**Set problem**
Copy all the entries below exactly, but not the pictures.

BEGIN

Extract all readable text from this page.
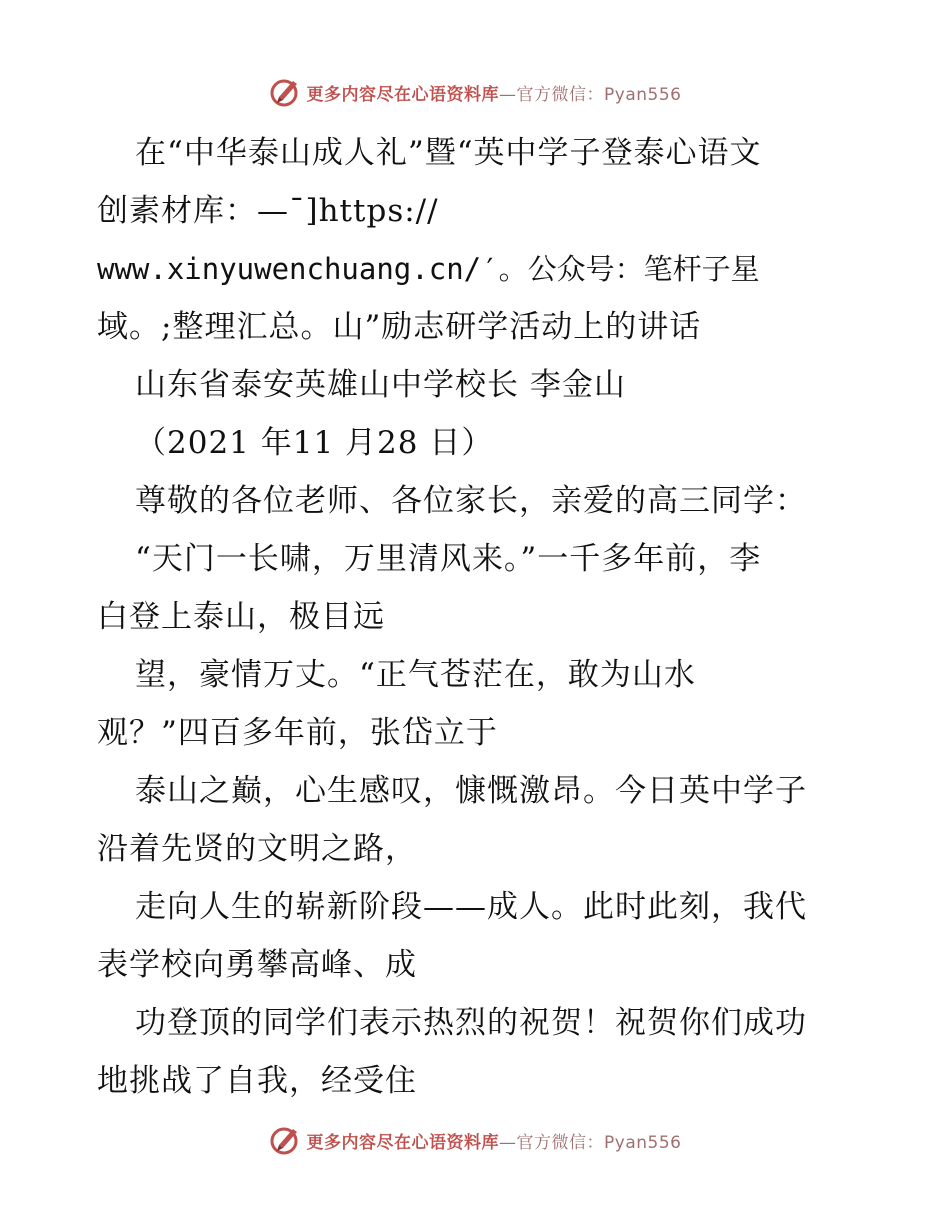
更多内容尽在心语资料库 —官方微信：Pyan556
在“中华泰山成人礼”暨“英中学子登泰心语文
创素材库：—¯]https://
www.xinyuwenchuang.cn/′。公众号：笔杆子星
域。;整理汇总。山”励志研学活动上的讲话
山东省泰安英雄山中学校长 李金山
（2021 年11 月28 日）
尊敬的各位老师、各位家长，亲爱的高三同学：
“天门一长啸，万里清风来。”一千多年前，李
白登上泰山，极目远
望，豪情万丈。“正气苍茫在，敢为山水
观？”四百多年前，张岱立于
泰山之巅，心生感叹，慷慨激昂。今日英中学子
沿着先贤的文明之路，
走向人生的崭新阶段——成人。此时此刻，我代
表学校向勇攀高峰、成
功登顶的同学们表示热烈的祝贺！祝贺你们成功
地挑战了自我，经受住
更多内容尽在心语资料库 —官方微信：Pyan556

END

**Final result**
Extract all readable text from this page.
更多内容尽在心语资料库 —官方微信：Pyan556
在“中华泰山成人礼”暨“英中学子登泰心语文
创素材库：—¯]https://
www.xinyuwenchuang.cn/′。公众号：笔杆子星
域。;整理汇总。山”励志研学活动上的讲话
山东省泰安英雄山中学校长 李金山
（2021 年11 月28 日）
尊敬的各位老师、各位家长，亲爱的高三同学：
“天门一长啸，万里清风来。”一千多年前，李
白登上泰山，极目远
望，豪情万丈。“正气苍茫在，敢为山水
观？”四百多年前，张岱立于
泰山之巅，心生感叹，慷慨激昂。今日英中学子
沿着先贤的文明之路，
走向人生的崭新阶段——成人。此时此刻，我代
表学校向勇攀高峰、成
功登顶的同学们表示热烈的祝贺！祝贺你们成功
地挑战了自我，经受住
更多内容尽在心语资料库 —官方微信：Pyan556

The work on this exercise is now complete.